++++ Passage to read ++++

Some individuals take a less obvious path to success, likely enduring parental criticism and unfavourable school reports citing a lack of concentration and attention to studies. Olajide Olayinka Williams Olatunji was one such individual, experiencing the wrath of his parents for spending too much time gaming as a teenager. That teenager is now more widely known as KSI — one of the UK’s most successful YouTubers who started his successful business empire by providing commentaries to EA Sports FIFA computer games. Today, he has over 41 million subscribers to his three YouTube channels and his videos have gained more than 10 billion views.

What is fascinating about KSI and other content creators, is that 15 years ago, the business model for earning from content did not exist. Some of you might be aware of how the model works, but the likelihood is that many of you, and particularly a lot of your teachers, do not. An ecosystem has emerged that brings rewards for individuals, platforms such as Google (the parent company of YouTube) and companies such as Red Bull who have been at the forefront of this new marketing opportunity, generating revenue as well as brand awareness.

Business model

In 2011 the film Concrete Circus was released, featuring the making of four different videos based on extreme sports individuals and the stories of how their latest films were being made. It featured the free-running group Blue, skateboarder Kilian Martin, BMX freestyler Keelan Phillips and the cyclist Danny MacAskill. If you are unaware of these individuals, it is worth looking at the content they created and continue to publish on YouTube. The number of views their videos gain is regularly in the millions and, as you are probably aware, the top YouTube creators earn significant sums for the content they create.

The business model has emanated from the growth of the internet and firms and individuals learning to monetise content. When Tim Berners-Lee created the world wide web, he perhaps did not realise just how significant its impact would be on the business world. The number of new jobs and specifically job roles that have been created is one that continues to evolve — 15 years from now it may look very different.


Currently, YouTubers generate earnings in three main ways. The first is one that you are probably familiar with. Once an individual has built up a following, they can look to earn revenue from Google adverts. However, creators must meet a minimum threshold of at least 1,000 followers and over 4,000 viewed hours of their videos per year. Then, individuals can apply to become involved with YouTube’s Partner Program, which allows them to earn from subscriptions, channel memberships and adverts. The revenue earned per advert varies depending on the individual, with rates starting at around US$1.60 per 1,000 views, to US$30 per 1,000 views. The top YouTube creators can earn close to US$100,000 a month.


A second revenue stream that individuals like those featured in Concrete Circus benefit from is sponsorship. For example, Red Bull has built up a portfolio of sportspeople representing its brand from both mainstream sports, such as F1, alongside more niche sports, such as free running. The company has exploited the synergy between their core product and their intended target market — young and adventurous individuals. This sponsorship strategy has also been adopted by Red Bull’s rivals in the energy drinks market such as Monster Energy, who heavily sponsors motorcycling events.

The marketing approach introduced by Red Bull was revolutionary. As well as using its famous slogan and traditional channels of advertising, its willingness to embrace non-traditional events — ranging from its Red Bull Air Races to its homemade Soapbox Races — has further established the brand and its position as market leader in the energy drinks market, with 38% market share. The sales from its energy drinks help contribute to overall revenues of over €5 billion a year, with net profits of over €650 million in 2022. The company is happy to sponsor certain events and individual celebrities as loss leaders as it helps contribute to its overall brand image. Such is its reputation, that many aspiring YouTubers will look to get a coveted sponsorship from the company.

++++ Data rows ++++

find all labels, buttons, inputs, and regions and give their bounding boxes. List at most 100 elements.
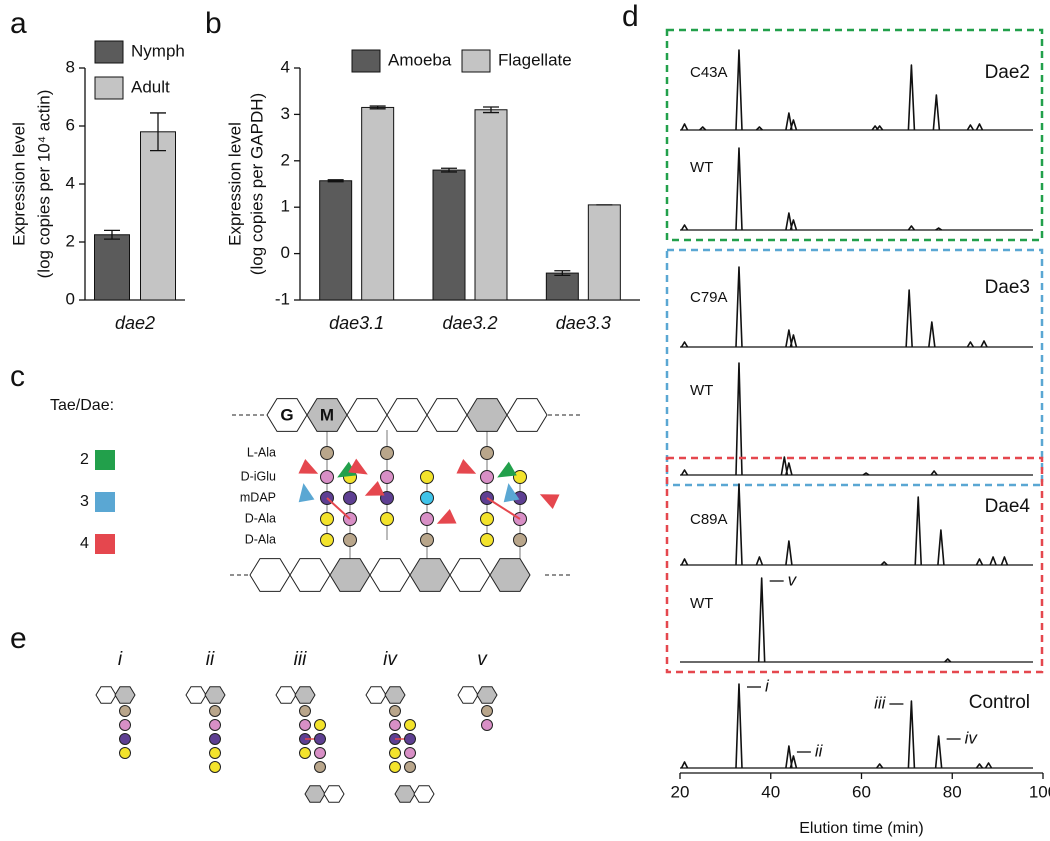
trace-name: Control bbox=[969, 692, 1030, 713]
y-tick-label: 0 bbox=[66, 289, 75, 308]
residue bbox=[209, 761, 221, 773]
panel-label: b bbox=[205, 7, 222, 40]
residue bbox=[380, 512, 394, 526]
peak bbox=[928, 321, 936, 348]
residue bbox=[320, 470, 334, 484]
peak bbox=[789, 755, 798, 769]
residue bbox=[481, 705, 493, 717]
y-axis-label: Expression level bbox=[9, 122, 28, 246]
residue bbox=[420, 512, 434, 526]
trace-name: WT bbox=[690, 595, 713, 612]
group-name: Dae2 bbox=[985, 62, 1030, 83]
cross-link bbox=[326, 497, 351, 520]
peak bbox=[1000, 556, 1009, 566]
sugar-label: G bbox=[280, 405, 293, 424]
structure-label: v bbox=[477, 649, 488, 670]
residue-label: mDAP bbox=[240, 490, 276, 504]
structure-label: i bbox=[118, 649, 123, 670]
sugar bbox=[489, 558, 531, 592]
peak bbox=[966, 341, 975, 348]
sugar bbox=[346, 398, 388, 432]
bar bbox=[474, 109, 508, 301]
residue bbox=[314, 747, 326, 759]
bar bbox=[545, 272, 579, 301]
cleavage-arrow bbox=[298, 483, 315, 503]
sugar bbox=[329, 558, 371, 592]
peak bbox=[735, 483, 743, 566]
bar bbox=[319, 180, 353, 301]
trace-name: C89A bbox=[690, 511, 728, 528]
legend-label: Amoeba bbox=[388, 50, 452, 69]
sugar bbox=[185, 686, 207, 704]
panel-label: a bbox=[10, 7, 27, 40]
peak bbox=[699, 126, 707, 131]
peak bbox=[680, 761, 689, 769]
sugar bbox=[95, 686, 117, 704]
sugar bbox=[275, 686, 297, 704]
peak bbox=[785, 329, 793, 348]
peak bbox=[735, 266, 743, 348]
residue-label: L-Ala bbox=[247, 445, 276, 459]
peak bbox=[680, 341, 689, 348]
residue bbox=[404, 719, 416, 731]
trace-name: C79A bbox=[690, 289, 728, 306]
x-tick-label: dae3.2 bbox=[442, 313, 497, 333]
cleavage-arrow bbox=[348, 458, 368, 475]
residue bbox=[314, 733, 326, 745]
sugar bbox=[249, 558, 291, 592]
peak bbox=[876, 763, 884, 769]
sugar bbox=[413, 785, 435, 803]
group-box bbox=[665, 28, 1044, 242]
error-bar bbox=[150, 112, 166, 152]
legend-swatch bbox=[461, 49, 491, 73]
y-tick-label: -1 bbox=[275, 289, 290, 308]
peak bbox=[735, 49, 743, 131]
residue bbox=[420, 491, 434, 505]
peak-label: ii bbox=[815, 741, 824, 760]
peak bbox=[930, 470, 938, 476]
peak bbox=[907, 700, 916, 769]
cleavage-arrow bbox=[456, 458, 477, 474]
x-tick-label: dae2 bbox=[115, 313, 155, 333]
residue bbox=[513, 533, 527, 547]
peak bbox=[680, 469, 689, 476]
cross-link bbox=[486, 497, 521, 520]
peak bbox=[789, 334, 798, 348]
bar bbox=[140, 131, 176, 301]
residue bbox=[209, 705, 221, 717]
residue bbox=[480, 470, 494, 484]
sugar-label: M bbox=[320, 405, 334, 424]
y-axis-label: (log copies per 10⁴ actin) bbox=[34, 90, 53, 279]
sugar bbox=[365, 686, 387, 704]
peak bbox=[975, 558, 984, 566]
legend-label: Flagellate bbox=[498, 50, 572, 69]
residue bbox=[480, 533, 494, 547]
sugar bbox=[369, 558, 411, 592]
peak bbox=[680, 224, 689, 231]
peak bbox=[907, 225, 916, 231]
residue bbox=[389, 761, 401, 773]
residue bbox=[209, 733, 221, 745]
x-tick-label: 80 bbox=[943, 782, 962, 801]
structure-label: iv bbox=[383, 649, 398, 670]
residue bbox=[119, 705, 131, 717]
error-bar bbox=[369, 105, 386, 110]
residue bbox=[209, 719, 221, 731]
structure-label: iii bbox=[294, 649, 307, 670]
peak bbox=[735, 362, 743, 476]
structure-label: ii bbox=[206, 649, 215, 670]
residue bbox=[380, 470, 394, 484]
cleavage-arrow bbox=[298, 458, 319, 474]
peak bbox=[966, 124, 975, 131]
peak bbox=[735, 147, 743, 231]
y-axis-label: Expression level bbox=[225, 122, 244, 246]
y-tick-label: 1 bbox=[281, 197, 290, 216]
peak bbox=[680, 123, 689, 131]
peak-label: i bbox=[765, 676, 770, 695]
sugar bbox=[394, 785, 416, 803]
sugar bbox=[476, 686, 498, 704]
trace-name: WT bbox=[690, 382, 713, 399]
residue bbox=[343, 533, 357, 547]
peak bbox=[789, 219, 798, 231]
legend-swatch bbox=[94, 40, 124, 64]
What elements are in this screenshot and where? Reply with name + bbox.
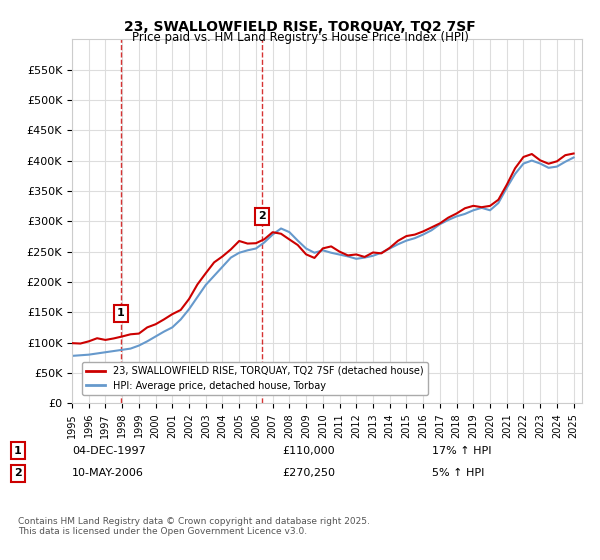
Text: 1: 1: [14, 446, 22, 456]
Text: £110,000: £110,000: [282, 446, 335, 456]
Text: 1: 1: [117, 309, 125, 319]
Text: 04-DEC-1997: 04-DEC-1997: [72, 446, 146, 456]
Text: £270,250: £270,250: [282, 468, 335, 478]
Text: Contains HM Land Registry data © Crown copyright and database right 2025.
This d: Contains HM Land Registry data © Crown c…: [18, 517, 370, 536]
Text: 23, SWALLOWFIELD RISE, TORQUAY, TQ2 7SF: 23, SWALLOWFIELD RISE, TORQUAY, TQ2 7SF: [124, 20, 476, 34]
Text: 10-MAY-2006: 10-MAY-2006: [72, 468, 144, 478]
Text: 17% ↑ HPI: 17% ↑ HPI: [432, 446, 491, 456]
Text: 2: 2: [258, 211, 266, 221]
Text: Price paid vs. HM Land Registry's House Price Index (HPI): Price paid vs. HM Land Registry's House …: [131, 31, 469, 44]
Legend: 23, SWALLOWFIELD RISE, TORQUAY, TQ2 7SF (detached house), HPI: Average price, de: 23, SWALLOWFIELD RISE, TORQUAY, TQ2 7SF …: [82, 362, 428, 395]
Text: 2: 2: [14, 468, 22, 478]
Text: 5% ↑ HPI: 5% ↑ HPI: [432, 468, 484, 478]
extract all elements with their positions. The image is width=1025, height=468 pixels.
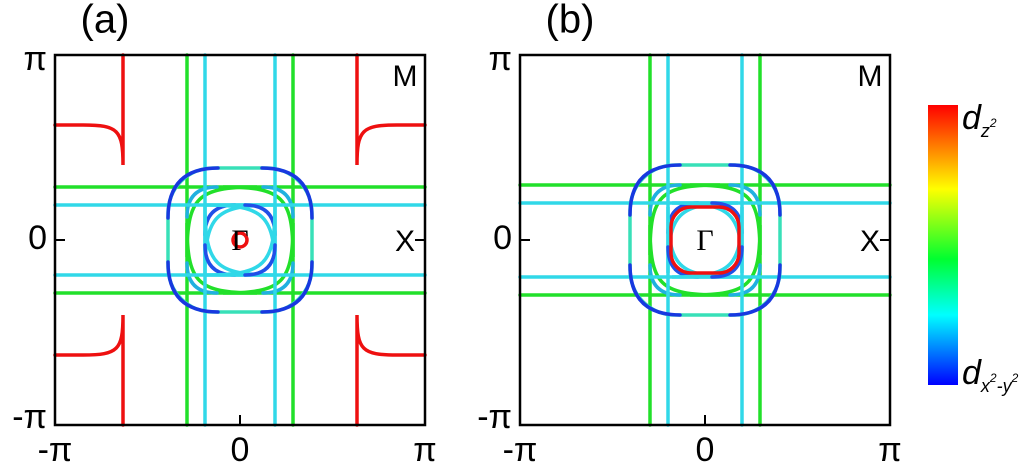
fermi-sheet-bend [261,185,295,219]
gamma-pocket [628,163,782,317]
label-sup: 2 [989,116,997,130]
fermi-sheet [222,222,427,427]
fermi-sheet-bend [648,263,682,297]
gamma-pocket-corner [628,163,682,217]
point-label: Γ [696,224,713,257]
y-tick-label: -π [477,398,512,436]
red-pocket [231,231,249,249]
x-tick-label: π [878,431,901,468]
x-tick-label: π [413,431,436,468]
red-pocket [53,53,125,166]
gamma-pocket-corner [260,260,314,314]
label-main: d [962,354,982,392]
red-pocket [355,314,427,427]
gamma-pocket-corner [728,163,782,217]
y-tick-label: π [489,40,512,78]
fermi-sheet-bend [728,263,762,297]
red-pocket [355,53,427,166]
gamma-pocket-corner [728,263,782,317]
label-main: d [962,99,982,137]
colorbar-top-label: dz2 [962,99,997,141]
y-tick-label: -π [12,398,47,436]
gamma-pocket-corner [260,166,314,220]
x-tick-label: -π [503,431,538,468]
gamma-pocket-corner [166,260,220,314]
y-tick-label: 0 [28,219,47,257]
gamma-pocket-corner [166,166,220,220]
fermi-sheet [204,204,427,427]
red-pocket [669,205,741,275]
red-pocket [53,314,125,427]
label-sup: 2 [989,371,997,385]
fermi-sheet [689,224,892,427]
fermi-sheet [53,222,258,427]
y-tick-label: π [24,40,47,78]
fermi-sheet-bend [710,245,744,279]
label-sub: z [980,121,990,141]
colorbar [928,105,958,385]
fermi-sheet-bend [185,261,219,295]
panel-label: (a) [81,0,130,42]
gamma-pocket-corner [628,263,682,317]
point-label: M [858,60,883,93]
point-label: M [393,60,418,93]
fermi-sheet-bend [648,183,682,217]
x-tick-label: 0 [231,431,250,468]
fermi-sheet-bend [261,261,295,295]
label-sub: -y [997,376,1013,396]
gamma-pocket [166,166,314,314]
fermi-sheet-bend [243,243,277,277]
fermi-sheet-bend [728,183,762,217]
y-tick-label: 0 [493,219,512,257]
point-label: X [395,225,415,258]
label-sup: 2 [1011,371,1019,385]
point-label: X [860,225,880,258]
x-tick-label: -π [38,431,73,468]
fermi-sheet-bend [185,185,219,219]
fermi-sheet [53,53,258,258]
fermi-sheet [518,224,721,427]
fermi-sheet [671,206,892,427]
label-sub: x [980,376,991,396]
x-tick-label: 0 [696,431,715,468]
point-label: Γ [231,224,248,257]
colorbar-bottom-label: dx2-y2 [962,354,1019,396]
panel-label: (b) [546,0,595,42]
fermi-sheet [518,53,721,256]
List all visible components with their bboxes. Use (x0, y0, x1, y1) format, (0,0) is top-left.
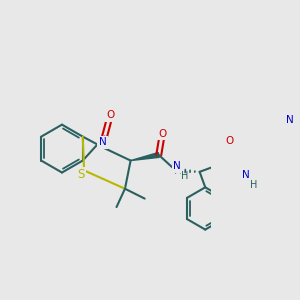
Text: O: O (226, 136, 234, 146)
Text: N: N (242, 170, 250, 180)
Text: O: O (106, 110, 114, 121)
Text: N: N (286, 115, 293, 125)
Text: N: N (173, 161, 181, 171)
Text: N: N (99, 137, 106, 147)
Text: S: S (77, 168, 84, 181)
Polygon shape (130, 152, 159, 160)
Text: H: H (250, 179, 258, 190)
Text: H: H (181, 171, 189, 181)
Text: O: O (158, 129, 166, 139)
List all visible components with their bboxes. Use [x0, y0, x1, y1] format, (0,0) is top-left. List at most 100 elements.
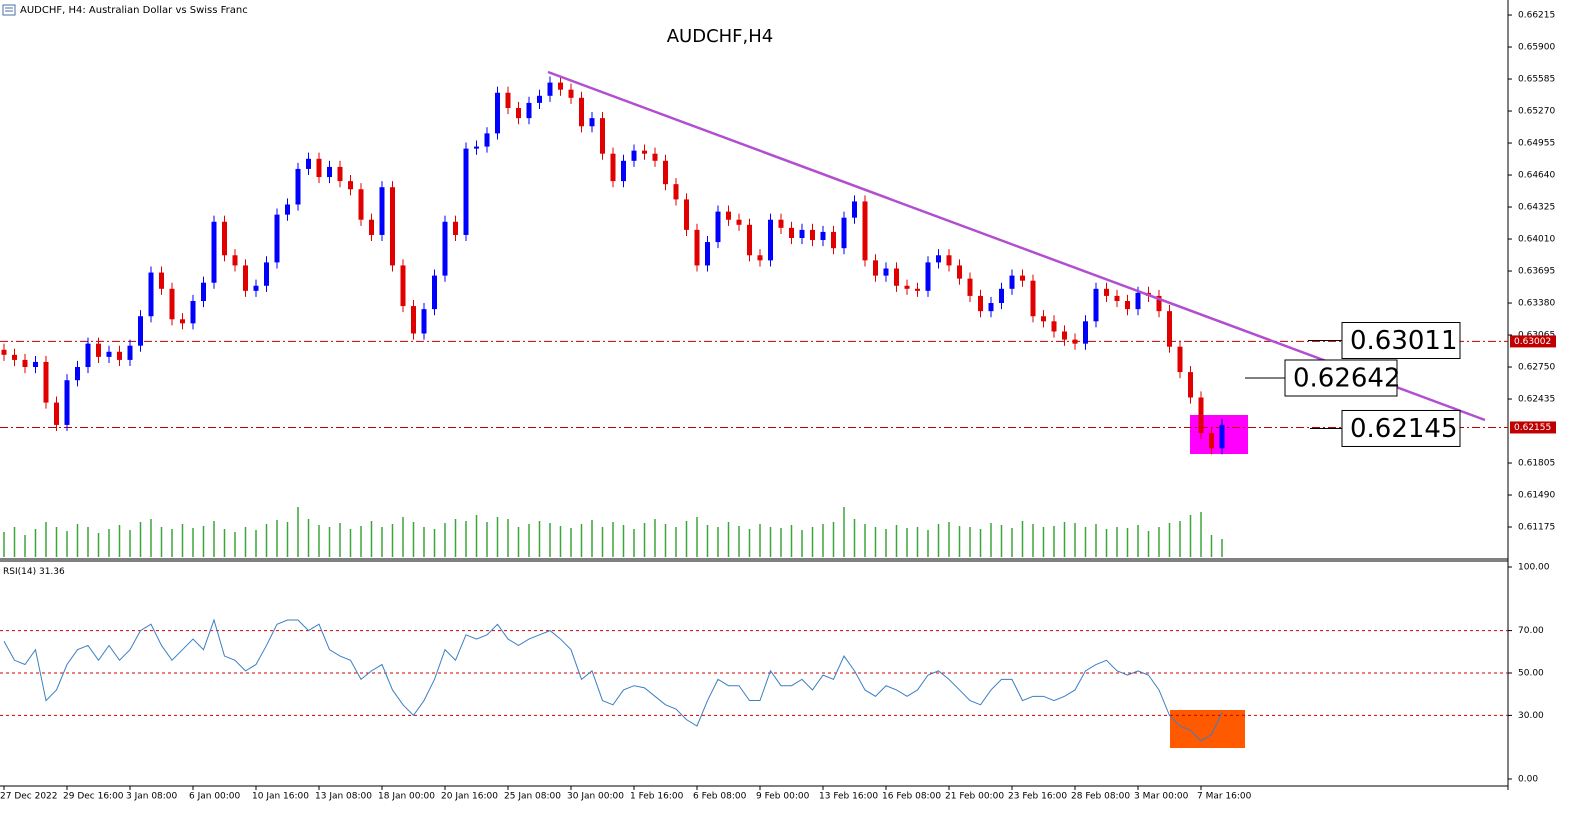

++++

— Your task —
In the article on YouTubers and sponsorship, copy the passage that begins at the words "The business model has" and stops after "look very different.", substituting "career paths" for "job roles". The entries that come after the article aren't needed for what follows.

— Solution below —
The business model has emanated from the growth of the internet and firms and individuals learning to monetise content. When Tim Berners-Lee created the world wide web, he perhaps did not realise just how significant its impact would be on the business world. The number of new jobs and specifically career paths that have been created is one that continues to evolve — 15 years from now it may look very different.